What the task asks: Your answer should be only a number: how many lines include the word "much".

Records shown:
⟨
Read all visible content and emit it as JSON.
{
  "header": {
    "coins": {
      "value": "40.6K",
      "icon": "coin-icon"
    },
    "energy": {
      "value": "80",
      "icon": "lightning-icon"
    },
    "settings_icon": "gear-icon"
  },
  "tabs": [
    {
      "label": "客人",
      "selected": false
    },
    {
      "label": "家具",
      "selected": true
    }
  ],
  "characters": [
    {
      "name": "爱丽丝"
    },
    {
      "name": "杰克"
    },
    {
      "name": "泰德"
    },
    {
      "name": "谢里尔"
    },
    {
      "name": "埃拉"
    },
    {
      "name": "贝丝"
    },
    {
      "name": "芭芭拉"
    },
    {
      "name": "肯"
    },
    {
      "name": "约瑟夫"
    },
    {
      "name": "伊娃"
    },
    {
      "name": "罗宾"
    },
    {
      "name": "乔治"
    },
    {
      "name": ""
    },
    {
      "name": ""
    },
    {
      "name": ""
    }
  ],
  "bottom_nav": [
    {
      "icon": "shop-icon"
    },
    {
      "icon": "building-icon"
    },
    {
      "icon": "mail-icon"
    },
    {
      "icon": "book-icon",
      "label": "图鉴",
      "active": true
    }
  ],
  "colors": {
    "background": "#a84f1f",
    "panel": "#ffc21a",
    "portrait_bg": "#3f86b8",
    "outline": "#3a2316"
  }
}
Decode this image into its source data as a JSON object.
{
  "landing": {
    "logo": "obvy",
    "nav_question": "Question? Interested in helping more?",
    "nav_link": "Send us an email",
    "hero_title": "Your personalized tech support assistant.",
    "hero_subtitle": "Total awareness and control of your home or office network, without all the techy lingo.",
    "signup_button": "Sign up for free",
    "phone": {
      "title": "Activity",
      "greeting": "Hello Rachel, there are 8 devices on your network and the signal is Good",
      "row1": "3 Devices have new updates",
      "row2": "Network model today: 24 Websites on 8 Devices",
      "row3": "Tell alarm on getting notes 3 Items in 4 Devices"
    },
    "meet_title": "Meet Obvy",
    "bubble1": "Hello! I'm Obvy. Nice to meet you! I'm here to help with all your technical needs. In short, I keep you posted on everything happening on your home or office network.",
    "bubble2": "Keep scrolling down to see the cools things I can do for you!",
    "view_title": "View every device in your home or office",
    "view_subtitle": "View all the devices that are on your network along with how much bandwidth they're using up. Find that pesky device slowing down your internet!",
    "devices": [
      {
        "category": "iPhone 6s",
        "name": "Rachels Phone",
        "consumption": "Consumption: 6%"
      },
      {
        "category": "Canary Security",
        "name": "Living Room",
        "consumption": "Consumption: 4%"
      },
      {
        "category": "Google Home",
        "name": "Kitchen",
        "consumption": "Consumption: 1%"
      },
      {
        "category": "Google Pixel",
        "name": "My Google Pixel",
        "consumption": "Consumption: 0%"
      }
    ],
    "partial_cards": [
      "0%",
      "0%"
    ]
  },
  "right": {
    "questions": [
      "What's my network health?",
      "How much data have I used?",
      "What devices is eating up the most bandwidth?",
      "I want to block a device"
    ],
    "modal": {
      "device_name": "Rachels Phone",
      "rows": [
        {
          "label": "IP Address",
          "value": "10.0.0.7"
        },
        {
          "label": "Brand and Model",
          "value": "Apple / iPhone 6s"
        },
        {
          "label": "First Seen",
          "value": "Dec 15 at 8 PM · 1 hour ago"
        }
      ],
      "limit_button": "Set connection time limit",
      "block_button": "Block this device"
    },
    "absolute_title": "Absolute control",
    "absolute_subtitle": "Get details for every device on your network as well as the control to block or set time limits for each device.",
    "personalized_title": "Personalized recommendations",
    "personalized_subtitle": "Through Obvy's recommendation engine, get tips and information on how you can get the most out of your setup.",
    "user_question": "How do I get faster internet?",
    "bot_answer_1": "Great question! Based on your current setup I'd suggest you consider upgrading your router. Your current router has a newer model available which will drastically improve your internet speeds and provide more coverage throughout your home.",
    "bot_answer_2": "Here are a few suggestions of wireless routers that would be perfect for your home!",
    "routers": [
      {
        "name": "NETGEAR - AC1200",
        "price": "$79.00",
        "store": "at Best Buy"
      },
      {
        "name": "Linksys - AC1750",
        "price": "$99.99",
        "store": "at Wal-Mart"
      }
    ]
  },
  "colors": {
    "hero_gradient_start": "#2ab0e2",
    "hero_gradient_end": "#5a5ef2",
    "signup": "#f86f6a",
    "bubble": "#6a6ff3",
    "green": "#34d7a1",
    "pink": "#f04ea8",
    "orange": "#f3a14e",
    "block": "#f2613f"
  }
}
⟩
The reply: 2